*Short problem*. Entries follow. Set all of them down as they stand.

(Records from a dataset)
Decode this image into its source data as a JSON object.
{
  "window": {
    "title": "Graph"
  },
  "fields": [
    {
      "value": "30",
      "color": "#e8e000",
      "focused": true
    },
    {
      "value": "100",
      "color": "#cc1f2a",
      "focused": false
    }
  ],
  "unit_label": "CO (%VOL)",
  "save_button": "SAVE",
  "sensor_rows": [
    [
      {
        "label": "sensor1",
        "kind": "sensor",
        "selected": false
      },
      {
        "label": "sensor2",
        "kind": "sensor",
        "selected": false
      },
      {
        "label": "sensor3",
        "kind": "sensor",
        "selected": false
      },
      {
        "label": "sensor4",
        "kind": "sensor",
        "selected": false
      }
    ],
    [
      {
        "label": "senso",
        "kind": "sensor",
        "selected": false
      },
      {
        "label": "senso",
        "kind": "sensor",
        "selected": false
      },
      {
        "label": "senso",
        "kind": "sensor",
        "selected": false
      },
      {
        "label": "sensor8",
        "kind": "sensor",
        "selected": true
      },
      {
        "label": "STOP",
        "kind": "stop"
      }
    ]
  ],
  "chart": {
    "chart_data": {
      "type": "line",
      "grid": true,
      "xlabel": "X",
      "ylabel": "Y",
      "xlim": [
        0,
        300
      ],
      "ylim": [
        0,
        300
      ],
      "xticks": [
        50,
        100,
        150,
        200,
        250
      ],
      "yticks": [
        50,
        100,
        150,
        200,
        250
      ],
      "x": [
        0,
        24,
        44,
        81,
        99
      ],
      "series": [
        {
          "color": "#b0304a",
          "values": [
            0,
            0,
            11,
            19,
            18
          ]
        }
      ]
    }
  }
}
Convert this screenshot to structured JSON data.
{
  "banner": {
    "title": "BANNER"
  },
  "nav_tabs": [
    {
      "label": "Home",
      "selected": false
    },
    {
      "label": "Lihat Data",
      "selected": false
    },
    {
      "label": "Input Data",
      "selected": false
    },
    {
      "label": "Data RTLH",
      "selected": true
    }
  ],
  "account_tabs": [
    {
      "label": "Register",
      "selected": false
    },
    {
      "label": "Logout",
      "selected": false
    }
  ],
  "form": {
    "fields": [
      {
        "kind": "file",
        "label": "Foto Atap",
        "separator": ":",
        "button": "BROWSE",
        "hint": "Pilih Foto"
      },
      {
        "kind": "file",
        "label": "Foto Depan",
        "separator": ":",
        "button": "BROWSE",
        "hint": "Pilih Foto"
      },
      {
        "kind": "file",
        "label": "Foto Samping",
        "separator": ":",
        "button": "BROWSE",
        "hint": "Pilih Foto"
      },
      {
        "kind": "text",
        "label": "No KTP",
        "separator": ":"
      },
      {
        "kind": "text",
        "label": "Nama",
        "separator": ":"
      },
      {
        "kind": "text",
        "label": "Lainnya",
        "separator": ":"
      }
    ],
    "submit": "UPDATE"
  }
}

*Exercise response*.
Decode this image into its source data as a JSON object.
{
  "window": {
    "title": "Graph"
  },
  "fields": [
    {
      "value": "30",
      "color": "#e8e000",
      "focused": true
    },
    {
      "value": "100",
      "color": "#cc1f2a",
      "focused": false
    }
  ],
  "unit_label": "CO (%VOL)",
  "save_button": "SAVE",
  "sensor_rows": [
    [
      {
        "label": "sensor1",
        "kind": "sensor",
        "selected": false
      },
      {
        "label": "sensor2",
        "kind": "sensor",
        "selected": false
      },
      {
        "label": "sensor3",
        "kind": "sensor",
        "selected": false
      },
      {
        "label": "sensor4",
        "kind": "sensor",
        "selected": false
      }
    ],
    [
      {
        "label": "senso",
        "kind": "sensor",
        "selected": false
      },
      {
        "label": "senso",
        "kind": "sensor",
        "selected": false
      },
      {
        "label": "senso",
        "kind": "sensor",
        "selected": false
      },
      {
        "label": "sensor8",
        "kind": "sensor",
        "selected": true
      },
      {
        "label": "STOP",
        "kind": "stop"
      }
    ]
  ],
  "chart": {
    "chart_data": {
      "type": "line",
      "grid": true,
      "xlabel": "X",
      "ylabel": "Y",
      "xlim": [
        0,
        300
      ],
      "ylim": [
        0,
        300
      ],
      "xticks": [
        50,
        100,
        150,
        200,
        250
      ],
      "yticks": [
        50,
        100,
        150,
        200,
        250
      ],
      "x": [
        0,
        24,
        44,
        81,
        99
      ],
      "series": [
        {
          "color": "#b0304a",
          "values": [
            0,
            0,
            11,
            19,
            18
          ]
        }
      ]
    }
  }
}
Convert this screenshot to structured JSON data.
{
  "banner": {
    "title": "BANNER"
  },
  "nav_tabs": [
    {
      "label": "Home",
      "selected": false
    },
    {
      "label": "Lihat Data",
      "selected": false
    },
    {
      "label": "Input Data",
      "selected": false
    },
    {
      "label": "Data RTLH",
      "selected": true
    }
  ],
  "account_tabs": [
    {
      "label": "Register",
      "selected": false
    },
    {
      "label": "Logout",
      "selected": false
    }
  ],
  "form": {
    "fields": [
      {
        "kind": "file",
        "label": "Foto Atap",
        "separator": ":",
        "button": "BROWSE",
        "hint": "Pilih Foto"
      },
      {
        "kind": "file",
        "label": "Foto Depan",
        "separator": ":",
        "button": "BROWSE",
        "hint": "Pilih Foto"
      },
      {
        "kind": "file",
        "label": "Foto Samping",
        "separator": ":",
        "button": "BROWSE",
        "hint": "Pilih Foto"
      },
      {
        "kind": "text",
        "label": "No KTP",
        "separator": ":"
      },
      {
        "kind": "text",
        "label": "Nama",
        "separator": ":"
      },
      {
        "kind": "text",
        "label": "Lainnya",
        "separator": ":"
      }
    ],
    "submit": "UPDATE"
  }
}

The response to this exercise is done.